Produce a verbatim copy of the entries listed below.

#### [Extracted records]
<<<<

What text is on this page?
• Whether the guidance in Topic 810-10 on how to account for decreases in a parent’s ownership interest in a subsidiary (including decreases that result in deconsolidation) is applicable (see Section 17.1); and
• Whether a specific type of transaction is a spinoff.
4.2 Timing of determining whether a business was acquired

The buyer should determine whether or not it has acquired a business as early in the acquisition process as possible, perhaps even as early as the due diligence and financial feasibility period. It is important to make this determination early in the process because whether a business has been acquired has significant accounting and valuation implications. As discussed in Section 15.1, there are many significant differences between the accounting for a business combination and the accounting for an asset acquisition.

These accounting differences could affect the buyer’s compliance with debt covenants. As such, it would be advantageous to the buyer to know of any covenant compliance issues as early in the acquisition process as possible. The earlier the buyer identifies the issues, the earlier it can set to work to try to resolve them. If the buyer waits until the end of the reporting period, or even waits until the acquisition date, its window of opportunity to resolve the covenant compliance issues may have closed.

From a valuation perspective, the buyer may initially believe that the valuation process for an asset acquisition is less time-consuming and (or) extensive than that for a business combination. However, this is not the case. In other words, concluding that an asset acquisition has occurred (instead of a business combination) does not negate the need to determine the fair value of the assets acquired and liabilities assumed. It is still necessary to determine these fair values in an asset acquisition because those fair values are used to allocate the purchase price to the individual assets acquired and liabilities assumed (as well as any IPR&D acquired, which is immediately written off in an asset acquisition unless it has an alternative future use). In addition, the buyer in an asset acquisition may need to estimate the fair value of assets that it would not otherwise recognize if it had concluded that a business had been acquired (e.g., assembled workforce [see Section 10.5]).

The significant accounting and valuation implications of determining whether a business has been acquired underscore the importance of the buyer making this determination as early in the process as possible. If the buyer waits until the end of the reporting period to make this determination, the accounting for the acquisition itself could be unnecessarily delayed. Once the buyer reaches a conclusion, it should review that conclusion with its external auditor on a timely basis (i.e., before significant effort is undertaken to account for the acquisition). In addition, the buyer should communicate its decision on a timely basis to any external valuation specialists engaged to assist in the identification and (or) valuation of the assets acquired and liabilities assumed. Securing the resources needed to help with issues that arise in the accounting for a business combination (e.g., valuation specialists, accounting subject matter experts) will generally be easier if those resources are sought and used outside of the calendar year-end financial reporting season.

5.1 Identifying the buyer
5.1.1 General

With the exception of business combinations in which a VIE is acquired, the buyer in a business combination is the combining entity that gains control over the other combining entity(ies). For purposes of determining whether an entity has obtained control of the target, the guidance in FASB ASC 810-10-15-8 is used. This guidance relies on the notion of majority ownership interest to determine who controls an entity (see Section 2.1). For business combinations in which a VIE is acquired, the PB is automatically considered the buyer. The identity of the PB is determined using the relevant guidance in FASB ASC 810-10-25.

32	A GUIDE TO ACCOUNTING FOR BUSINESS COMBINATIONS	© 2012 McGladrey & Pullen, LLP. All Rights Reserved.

>>>>

#### [Complete answer]
What text is on this page?
• Whether the guidance in Topic 810-10 on how to account for decreases in a parent’s ownership interest in a subsidiary (including decreases that result in deconsolidation) is applicable (see Section 17.1); and
• Whether a specific type of transaction is a spinoff.
4.2 Timing of determining whether a business was acquired

The buyer should determine whether or not it has acquired a business as early in the acquisition process as possible, perhaps even as early as the due diligence and financial feasibility period. It is important to make this determination early in the process because whether a business has been acquired has significant accounting and valuation implications. As discussed in Section 15.1, there are many significant differences between the accounting for a business combination and the accounting for an asset acquisition.

These accounting differences could affect the buyer’s compliance with debt covenants. As such, it would be advantageous to the buyer to know of any covenant compliance issues as early in the acquisition process as possible. The earlier the buyer identifies the issues, the earlier it can set to work to try to resolve them. If the buyer waits until the end of the reporting period, or even waits until the acquisition date, its window of opportunity to resolve the covenant compliance issues may have closed.

From a valuation perspective, the buyer may initially believe that the valuation process for an asset acquisition is less time-consuming and (or) extensive than that for a business combination. However, this is not the case. In other words, concluding that an asset acquisition has occurred (instead of a business combination) does not negate the need to determine the fair value of the assets acquired and liabilities assumed. It is still necessary to determine these fair values in an asset acquisition because those fair values are used to allocate the purchase price to the individual assets acquired and liabilities assumed (as well as any IPR&D acquired, which is immediately written off in an asset acquisition unless it has an alternative future use). In addition, the buyer in an asset acquisition may need to estimate the fair value of assets that it would not otherwise recognize if it had concluded that a business had been acquired (e.g., assembled workforce [see Section 10.5]).

The significant accounting and valuation implications of determining whether a business has been acquired underscore the importance of the buyer making this determination as early in the process as possible. If the buyer waits until the end of the reporting period to make this determination, the accounting for the acquisition itself could be unnecessarily delayed. Once the buyer reaches a conclusion, it should review that conclusion with its external auditor on a timely basis (i.e., before significant effort is undertaken to account for the acquisition). In addition, the buyer should communicate its decision on a timely basis to any external valuation specialists engaged to assist in the identification and (or) valuation of the assets acquired and liabilities assumed. Securing the resources needed to help with issues that arise in the accounting for a business combination (e.g., valuation specialists, accounting subject matter experts) will generally be easier if those resources are sought and used outside of the calendar year-end financial reporting season.

5.1 Identifying the buyer
5.1.1 General

With the exception of business combinations in which a VIE is acquired, the buyer in a business combination is the combining entity that gains control over the other combining entity(ies). For purposes of determining whether an entity has obtained control of the target, the guidance in FASB ASC 810-10-15-8 is used. This guidance relies on the notion of majority ownership interest to determine who controls an entity (see Section 2.1). For business combinations in which a VIE is acquired, the PB is automatically considered the buyer. The identity of the PB is determined using the relevant guidance in FASB ASC 810-10-25.

32	A GUIDE TO ACCOUNTING FOR BUSINESS COMBINATIONS	© 2012 McGladrey & Pullen, LLP. All Rights Reserved.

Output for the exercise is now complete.